# [THE PROBLEM]
Below are the records; collect from them each line containing the string "document".

####################

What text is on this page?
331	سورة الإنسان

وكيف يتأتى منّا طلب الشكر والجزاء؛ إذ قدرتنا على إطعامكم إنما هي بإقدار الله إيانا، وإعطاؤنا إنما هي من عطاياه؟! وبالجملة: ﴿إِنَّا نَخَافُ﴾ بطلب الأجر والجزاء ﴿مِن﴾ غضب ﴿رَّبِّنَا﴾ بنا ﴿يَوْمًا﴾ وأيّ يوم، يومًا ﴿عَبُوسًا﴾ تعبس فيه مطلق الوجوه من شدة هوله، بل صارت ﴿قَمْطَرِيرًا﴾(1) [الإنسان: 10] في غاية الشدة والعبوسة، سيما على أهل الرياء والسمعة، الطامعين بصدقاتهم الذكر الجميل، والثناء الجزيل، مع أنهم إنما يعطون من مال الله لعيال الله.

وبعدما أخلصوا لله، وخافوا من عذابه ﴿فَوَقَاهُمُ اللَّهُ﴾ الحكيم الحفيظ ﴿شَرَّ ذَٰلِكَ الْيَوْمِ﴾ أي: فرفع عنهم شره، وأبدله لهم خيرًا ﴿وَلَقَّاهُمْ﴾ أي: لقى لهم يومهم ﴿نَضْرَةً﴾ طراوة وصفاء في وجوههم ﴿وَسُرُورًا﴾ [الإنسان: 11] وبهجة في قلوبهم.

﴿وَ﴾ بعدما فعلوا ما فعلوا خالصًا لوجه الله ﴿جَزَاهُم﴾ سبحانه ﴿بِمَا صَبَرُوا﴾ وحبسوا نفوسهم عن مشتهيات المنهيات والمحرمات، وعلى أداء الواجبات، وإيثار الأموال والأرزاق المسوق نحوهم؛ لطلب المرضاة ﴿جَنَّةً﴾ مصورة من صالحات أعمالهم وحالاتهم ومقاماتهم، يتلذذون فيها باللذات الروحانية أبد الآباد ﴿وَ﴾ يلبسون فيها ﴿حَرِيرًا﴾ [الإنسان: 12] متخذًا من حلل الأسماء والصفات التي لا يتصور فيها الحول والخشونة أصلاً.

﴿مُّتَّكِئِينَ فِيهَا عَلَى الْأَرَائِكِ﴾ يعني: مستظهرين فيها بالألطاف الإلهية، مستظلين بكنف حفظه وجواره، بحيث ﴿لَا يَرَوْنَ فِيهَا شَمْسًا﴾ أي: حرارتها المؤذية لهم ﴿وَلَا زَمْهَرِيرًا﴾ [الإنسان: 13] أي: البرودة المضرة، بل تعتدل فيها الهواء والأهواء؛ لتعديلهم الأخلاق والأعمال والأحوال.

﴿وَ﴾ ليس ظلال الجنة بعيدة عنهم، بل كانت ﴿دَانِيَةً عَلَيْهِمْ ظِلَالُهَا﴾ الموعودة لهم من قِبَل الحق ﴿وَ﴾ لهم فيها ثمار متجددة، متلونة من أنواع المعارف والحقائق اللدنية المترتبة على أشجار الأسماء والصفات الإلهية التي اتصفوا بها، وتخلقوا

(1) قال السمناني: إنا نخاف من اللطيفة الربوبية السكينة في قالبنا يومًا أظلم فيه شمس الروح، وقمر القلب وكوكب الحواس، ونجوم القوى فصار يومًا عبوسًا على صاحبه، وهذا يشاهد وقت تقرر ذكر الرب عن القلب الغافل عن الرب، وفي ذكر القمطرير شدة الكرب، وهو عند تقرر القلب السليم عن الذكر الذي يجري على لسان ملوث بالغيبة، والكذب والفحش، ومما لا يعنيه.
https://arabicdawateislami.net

####################

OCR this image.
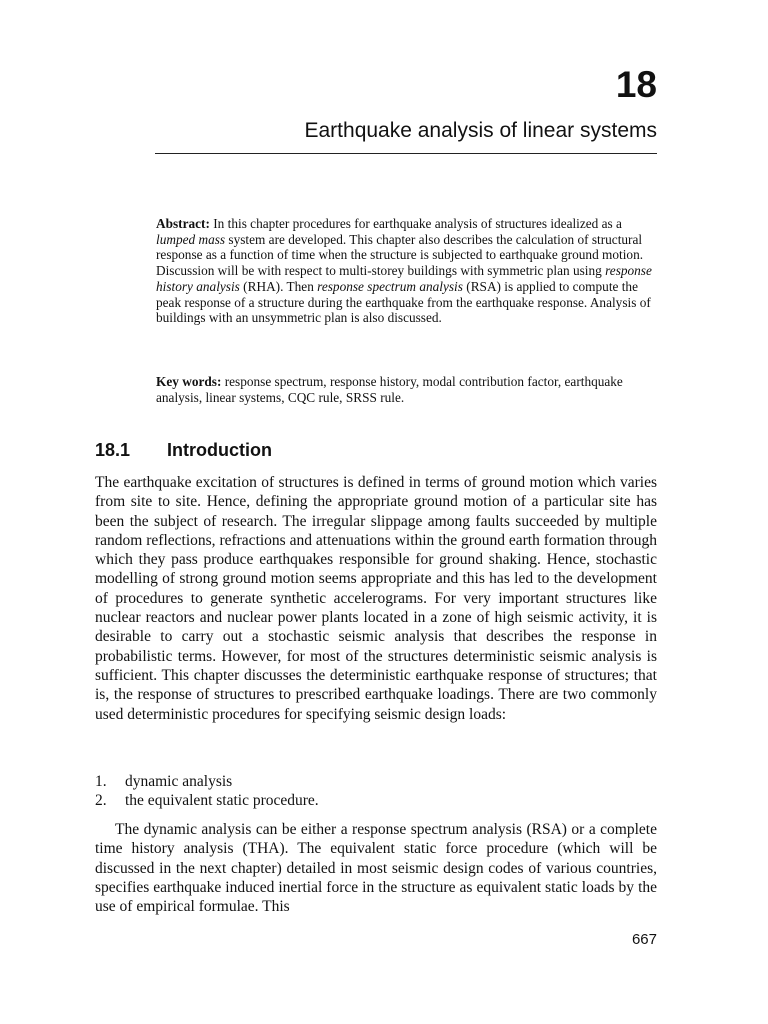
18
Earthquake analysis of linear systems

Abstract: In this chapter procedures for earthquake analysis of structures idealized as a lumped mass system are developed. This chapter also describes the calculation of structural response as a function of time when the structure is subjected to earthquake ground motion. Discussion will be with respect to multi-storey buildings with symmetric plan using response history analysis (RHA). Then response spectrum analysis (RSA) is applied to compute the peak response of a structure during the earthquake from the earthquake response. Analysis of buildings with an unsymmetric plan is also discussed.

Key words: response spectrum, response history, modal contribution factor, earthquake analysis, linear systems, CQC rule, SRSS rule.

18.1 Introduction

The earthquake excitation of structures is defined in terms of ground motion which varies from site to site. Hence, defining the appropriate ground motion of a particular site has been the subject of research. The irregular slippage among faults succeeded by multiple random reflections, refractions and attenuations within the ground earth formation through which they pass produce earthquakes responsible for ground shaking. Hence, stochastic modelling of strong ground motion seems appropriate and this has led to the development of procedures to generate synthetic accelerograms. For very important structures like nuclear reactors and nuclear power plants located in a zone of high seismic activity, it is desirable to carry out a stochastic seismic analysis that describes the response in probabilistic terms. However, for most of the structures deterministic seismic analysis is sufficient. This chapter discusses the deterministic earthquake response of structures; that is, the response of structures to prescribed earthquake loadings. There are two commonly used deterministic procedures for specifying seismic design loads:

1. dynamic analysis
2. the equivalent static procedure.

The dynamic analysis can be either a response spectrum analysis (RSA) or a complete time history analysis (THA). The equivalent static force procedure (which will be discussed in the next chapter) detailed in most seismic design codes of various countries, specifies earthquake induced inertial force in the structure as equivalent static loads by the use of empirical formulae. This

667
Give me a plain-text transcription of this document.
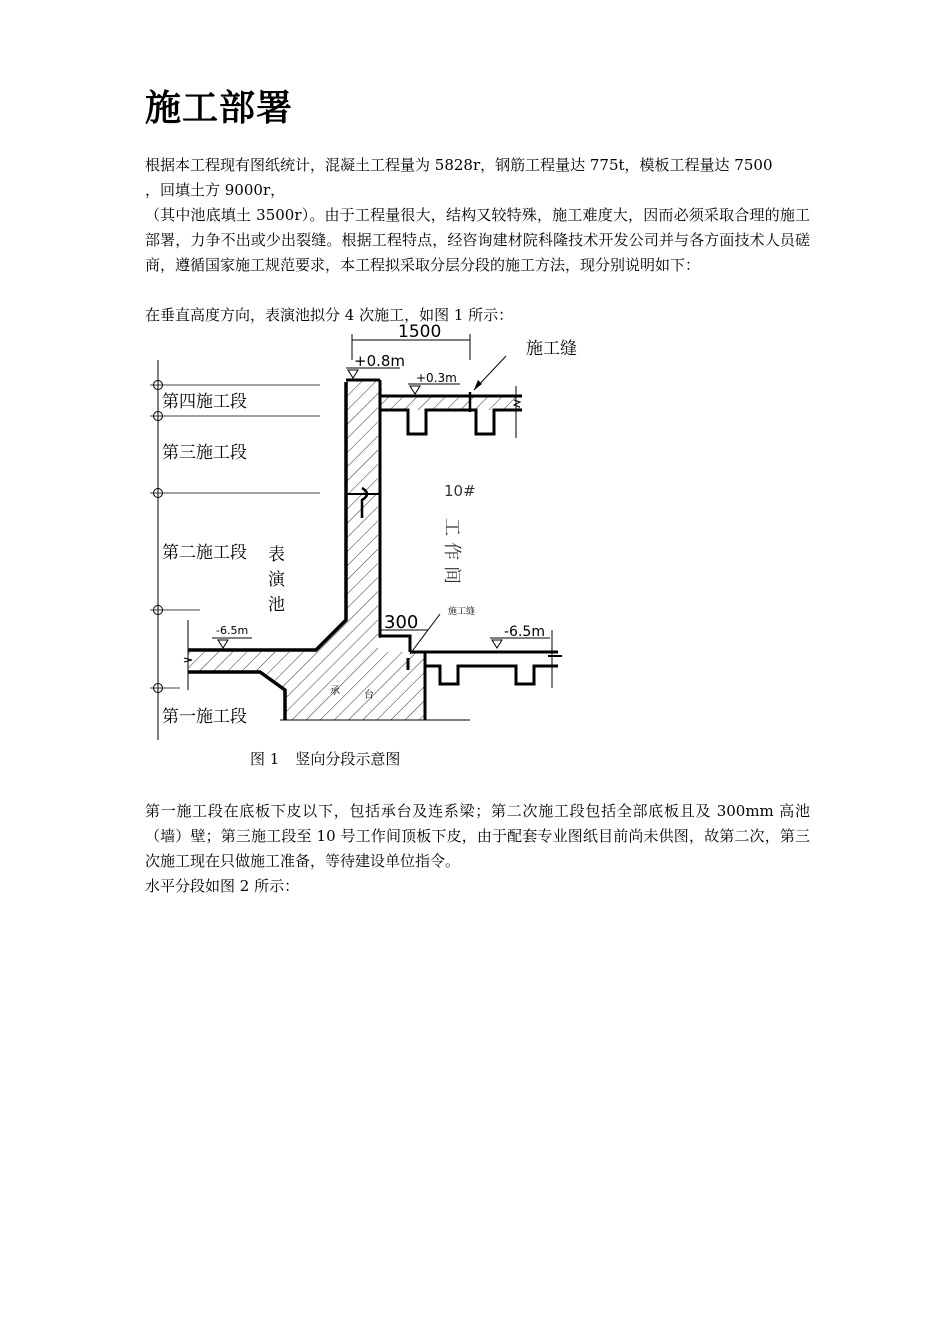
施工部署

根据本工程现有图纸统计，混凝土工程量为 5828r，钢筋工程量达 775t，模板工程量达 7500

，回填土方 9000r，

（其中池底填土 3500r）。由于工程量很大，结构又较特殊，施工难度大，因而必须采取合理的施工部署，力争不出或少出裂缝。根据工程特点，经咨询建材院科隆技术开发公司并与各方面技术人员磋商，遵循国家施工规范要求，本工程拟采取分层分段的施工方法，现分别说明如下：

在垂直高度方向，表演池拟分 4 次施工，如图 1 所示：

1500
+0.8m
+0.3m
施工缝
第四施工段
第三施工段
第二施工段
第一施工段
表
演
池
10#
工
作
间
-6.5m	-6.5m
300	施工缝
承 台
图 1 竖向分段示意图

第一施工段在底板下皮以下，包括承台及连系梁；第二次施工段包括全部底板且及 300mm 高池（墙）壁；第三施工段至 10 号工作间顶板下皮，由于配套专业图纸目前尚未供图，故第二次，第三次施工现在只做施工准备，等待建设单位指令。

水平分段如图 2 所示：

####################

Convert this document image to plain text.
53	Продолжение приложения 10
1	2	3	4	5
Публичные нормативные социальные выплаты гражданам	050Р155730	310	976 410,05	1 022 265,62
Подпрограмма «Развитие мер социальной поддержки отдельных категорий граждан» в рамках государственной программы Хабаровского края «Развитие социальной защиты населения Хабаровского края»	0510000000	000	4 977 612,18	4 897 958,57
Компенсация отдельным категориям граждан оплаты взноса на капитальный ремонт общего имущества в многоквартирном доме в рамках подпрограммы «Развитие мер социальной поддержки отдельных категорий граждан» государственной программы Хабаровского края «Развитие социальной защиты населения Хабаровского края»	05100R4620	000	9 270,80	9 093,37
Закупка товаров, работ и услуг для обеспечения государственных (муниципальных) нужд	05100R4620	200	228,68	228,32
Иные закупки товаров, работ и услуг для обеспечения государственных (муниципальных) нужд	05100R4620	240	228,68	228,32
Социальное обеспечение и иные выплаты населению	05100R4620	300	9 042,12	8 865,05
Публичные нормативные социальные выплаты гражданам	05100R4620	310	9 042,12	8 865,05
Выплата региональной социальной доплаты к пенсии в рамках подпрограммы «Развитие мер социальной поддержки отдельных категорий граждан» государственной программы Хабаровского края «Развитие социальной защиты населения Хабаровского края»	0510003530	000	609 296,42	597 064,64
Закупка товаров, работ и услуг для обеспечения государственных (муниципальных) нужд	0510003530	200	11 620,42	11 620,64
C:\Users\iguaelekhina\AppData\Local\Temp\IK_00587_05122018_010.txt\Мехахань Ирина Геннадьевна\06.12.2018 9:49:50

####################

# [EXPECTED ANSWER]
Give me a plain-text transcription of this document.
Convert this document image to plain text.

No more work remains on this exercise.